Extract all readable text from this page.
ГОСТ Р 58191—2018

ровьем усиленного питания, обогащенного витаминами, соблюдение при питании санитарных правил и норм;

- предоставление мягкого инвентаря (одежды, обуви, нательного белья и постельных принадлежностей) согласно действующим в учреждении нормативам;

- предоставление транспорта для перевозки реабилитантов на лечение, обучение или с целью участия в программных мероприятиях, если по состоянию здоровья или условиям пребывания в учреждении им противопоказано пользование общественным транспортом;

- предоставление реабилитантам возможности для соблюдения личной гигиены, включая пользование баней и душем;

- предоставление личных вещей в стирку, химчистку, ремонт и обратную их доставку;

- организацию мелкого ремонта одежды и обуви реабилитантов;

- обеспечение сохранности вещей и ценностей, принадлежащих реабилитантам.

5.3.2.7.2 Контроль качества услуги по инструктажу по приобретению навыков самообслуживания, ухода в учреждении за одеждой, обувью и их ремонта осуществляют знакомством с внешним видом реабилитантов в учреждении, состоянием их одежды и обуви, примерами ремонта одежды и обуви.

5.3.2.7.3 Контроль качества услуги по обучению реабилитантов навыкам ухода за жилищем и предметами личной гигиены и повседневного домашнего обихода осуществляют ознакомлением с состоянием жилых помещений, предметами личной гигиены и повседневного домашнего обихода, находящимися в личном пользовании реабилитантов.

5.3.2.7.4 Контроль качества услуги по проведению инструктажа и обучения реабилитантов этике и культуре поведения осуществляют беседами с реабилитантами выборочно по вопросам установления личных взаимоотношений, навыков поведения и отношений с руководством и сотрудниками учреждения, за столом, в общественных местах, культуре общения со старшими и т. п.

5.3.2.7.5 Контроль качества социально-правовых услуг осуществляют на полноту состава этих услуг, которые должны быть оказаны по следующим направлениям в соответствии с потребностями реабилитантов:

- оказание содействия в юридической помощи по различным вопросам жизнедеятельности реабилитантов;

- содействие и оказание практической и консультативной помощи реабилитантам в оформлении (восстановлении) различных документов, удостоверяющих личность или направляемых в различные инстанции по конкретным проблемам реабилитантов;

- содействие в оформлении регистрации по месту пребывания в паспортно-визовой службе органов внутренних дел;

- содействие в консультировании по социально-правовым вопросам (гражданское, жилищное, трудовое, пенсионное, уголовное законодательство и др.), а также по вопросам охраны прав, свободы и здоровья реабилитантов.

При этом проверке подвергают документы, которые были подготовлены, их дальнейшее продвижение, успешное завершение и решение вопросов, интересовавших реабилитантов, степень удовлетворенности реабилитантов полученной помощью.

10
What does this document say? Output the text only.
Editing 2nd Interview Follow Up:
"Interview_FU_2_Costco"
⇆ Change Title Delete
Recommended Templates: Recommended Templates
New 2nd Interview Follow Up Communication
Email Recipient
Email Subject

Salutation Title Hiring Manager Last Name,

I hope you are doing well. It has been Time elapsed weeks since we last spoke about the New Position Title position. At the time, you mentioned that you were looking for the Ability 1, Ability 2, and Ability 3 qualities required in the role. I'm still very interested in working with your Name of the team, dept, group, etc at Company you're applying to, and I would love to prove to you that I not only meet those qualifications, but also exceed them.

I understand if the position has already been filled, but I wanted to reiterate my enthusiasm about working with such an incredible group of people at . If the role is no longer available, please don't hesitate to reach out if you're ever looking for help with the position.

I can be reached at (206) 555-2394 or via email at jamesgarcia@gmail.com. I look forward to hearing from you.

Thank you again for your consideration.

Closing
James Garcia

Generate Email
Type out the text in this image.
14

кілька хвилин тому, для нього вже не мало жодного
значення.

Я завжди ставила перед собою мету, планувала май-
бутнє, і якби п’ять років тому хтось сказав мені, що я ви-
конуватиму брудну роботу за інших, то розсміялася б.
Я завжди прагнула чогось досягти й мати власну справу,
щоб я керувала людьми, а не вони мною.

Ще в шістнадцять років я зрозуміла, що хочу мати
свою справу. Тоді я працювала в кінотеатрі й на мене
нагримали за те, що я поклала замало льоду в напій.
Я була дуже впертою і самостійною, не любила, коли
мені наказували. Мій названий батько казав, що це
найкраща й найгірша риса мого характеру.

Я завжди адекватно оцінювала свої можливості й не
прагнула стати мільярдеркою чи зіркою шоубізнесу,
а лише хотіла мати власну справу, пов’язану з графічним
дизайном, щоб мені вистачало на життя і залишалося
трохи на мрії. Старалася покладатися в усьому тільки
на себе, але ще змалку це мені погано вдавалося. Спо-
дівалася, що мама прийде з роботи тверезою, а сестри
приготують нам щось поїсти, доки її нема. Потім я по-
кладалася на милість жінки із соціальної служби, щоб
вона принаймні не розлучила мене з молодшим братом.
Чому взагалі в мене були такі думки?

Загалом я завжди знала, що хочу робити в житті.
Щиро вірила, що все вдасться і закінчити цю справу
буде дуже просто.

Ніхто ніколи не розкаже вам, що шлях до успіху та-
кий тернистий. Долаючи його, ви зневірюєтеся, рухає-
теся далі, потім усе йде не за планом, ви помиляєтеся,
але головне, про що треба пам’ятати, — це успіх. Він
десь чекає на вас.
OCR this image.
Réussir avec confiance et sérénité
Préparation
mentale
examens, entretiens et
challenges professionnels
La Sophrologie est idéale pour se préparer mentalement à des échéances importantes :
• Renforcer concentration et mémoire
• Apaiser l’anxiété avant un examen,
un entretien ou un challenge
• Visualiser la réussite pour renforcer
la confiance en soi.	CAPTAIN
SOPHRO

==============================

- Written problem -
Pick out the lines containing the string "image".

- Task solution -
Type out the text in this image.
OCR this image.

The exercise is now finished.